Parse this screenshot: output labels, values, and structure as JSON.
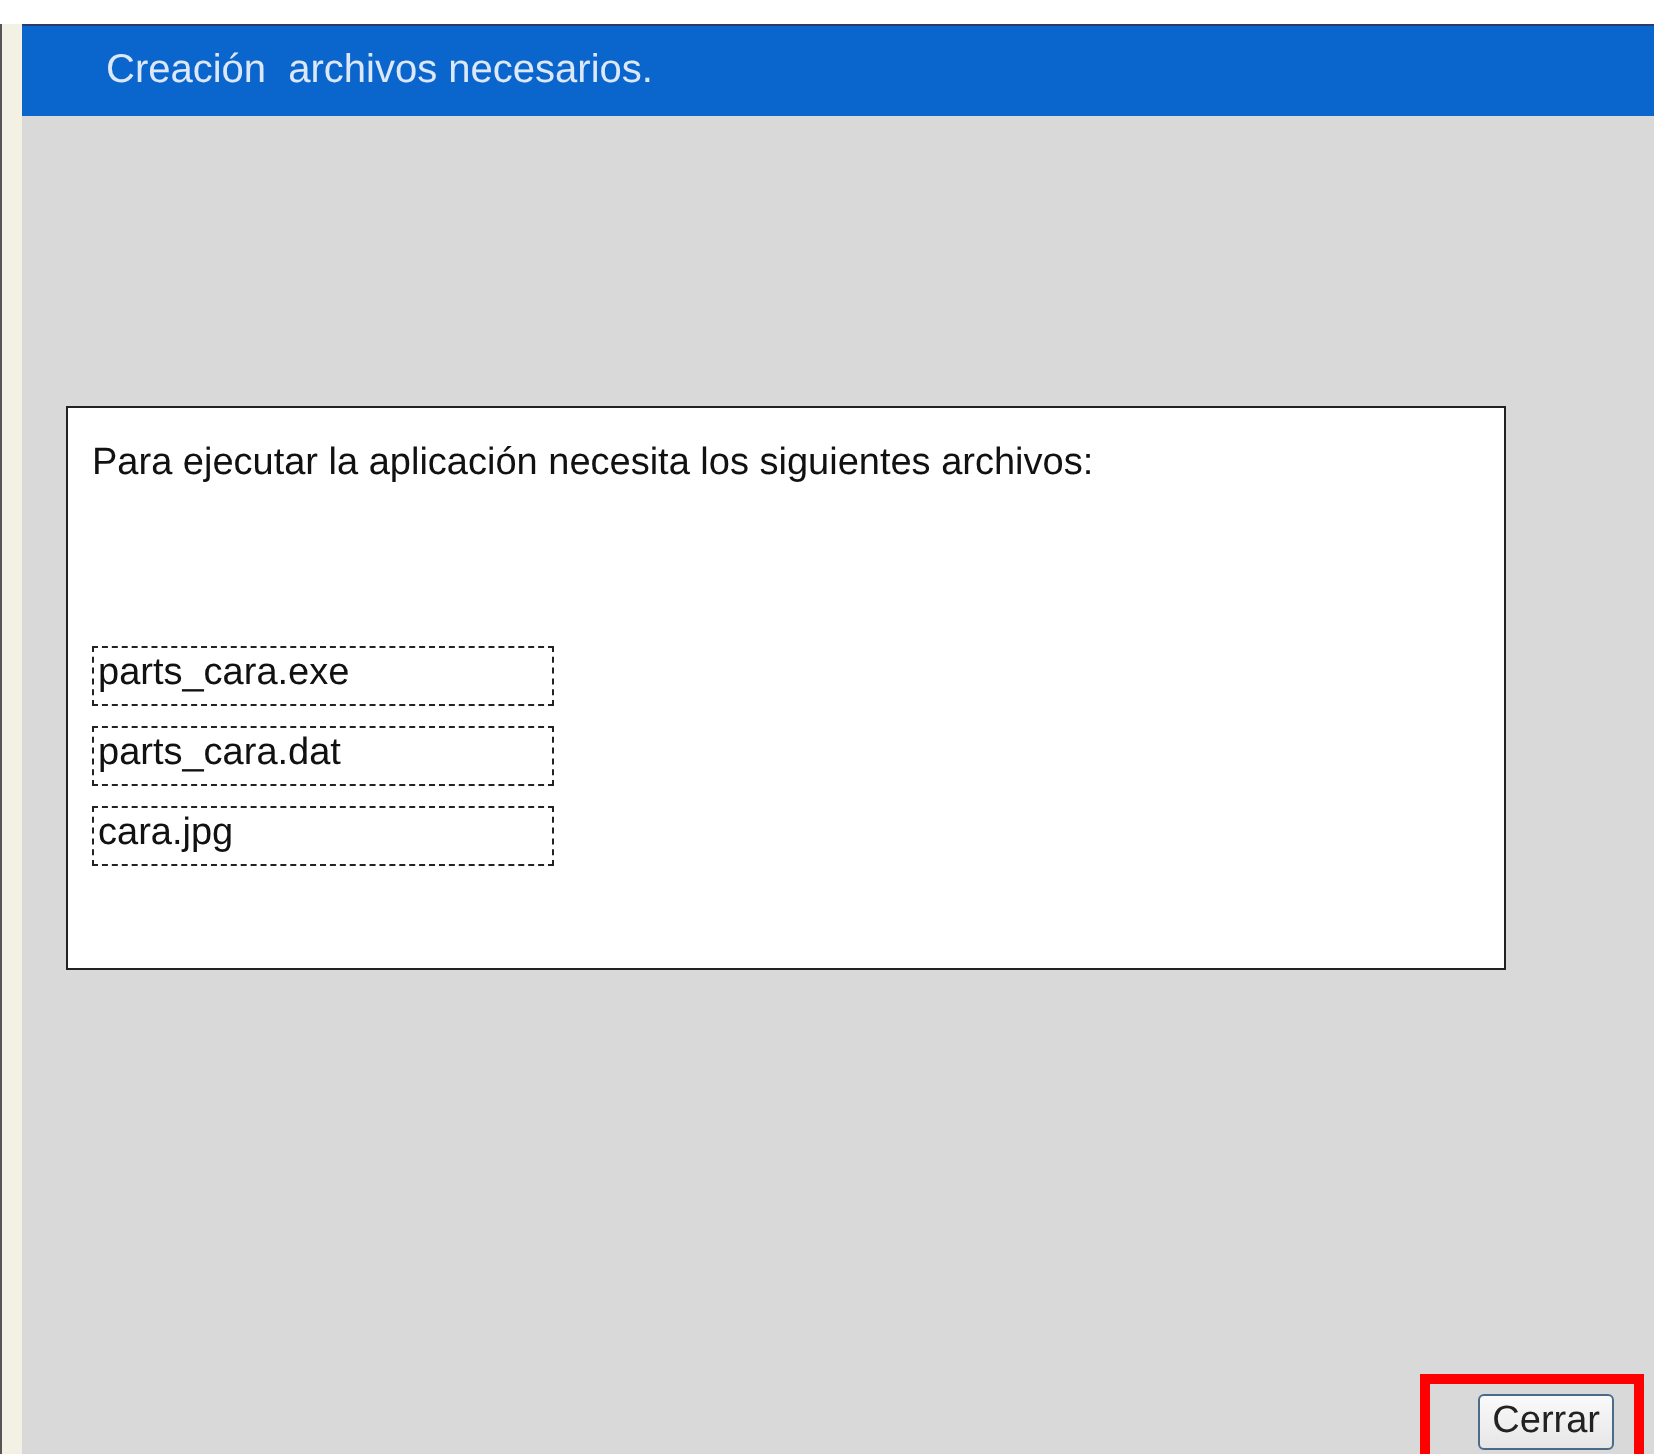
{
  "window": {
    "title": "Creación  archivos necesarios."
  },
  "message": "Para ejecutar la aplicación necesita los siguientes archivos:",
  "files": [
    {
      "name": "parts_cara.exe"
    },
    {
      "name": "parts_cara.dat"
    },
    {
      "name": "cara.jpg"
    }
  ],
  "buttons": [
    {
      "label": "Cerrar",
      "highlighted": true
    }
  ]
}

### SET TASK:
Copy every record above exactly, leaving out the pictures.

### OUTPUT OF THE EXERCISE:
Parse this screenshot: output labels, values, and structure as JSON.
{
  "window": {
    "title": "Creación  archivos necesarios."
  },
  "message": "Para ejecutar la aplicación necesita los siguientes archivos:",
  "files": [
    {
      "name": "parts_cara.exe"
    },
    {
      "name": "parts_cara.dat"
    },
    {
      "name": "cara.jpg"
    }
  ],
  "buttons": [
    {
      "label": "Cerrar",
      "highlighted": true
    }
  ]
}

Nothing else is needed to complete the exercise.